■ Goal ■
Within the data below, state how many lines contain the string "recreation". Provide the number only.

** Start Excerpted records **

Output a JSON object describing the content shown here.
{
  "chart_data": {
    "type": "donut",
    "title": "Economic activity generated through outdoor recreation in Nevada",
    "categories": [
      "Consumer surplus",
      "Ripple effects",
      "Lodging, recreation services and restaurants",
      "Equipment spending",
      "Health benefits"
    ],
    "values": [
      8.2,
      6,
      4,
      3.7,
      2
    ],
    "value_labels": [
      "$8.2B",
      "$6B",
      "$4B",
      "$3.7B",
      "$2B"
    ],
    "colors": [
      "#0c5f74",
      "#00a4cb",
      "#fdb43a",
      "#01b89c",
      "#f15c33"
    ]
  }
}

** End Excerpted records **

■ Task solution ■
2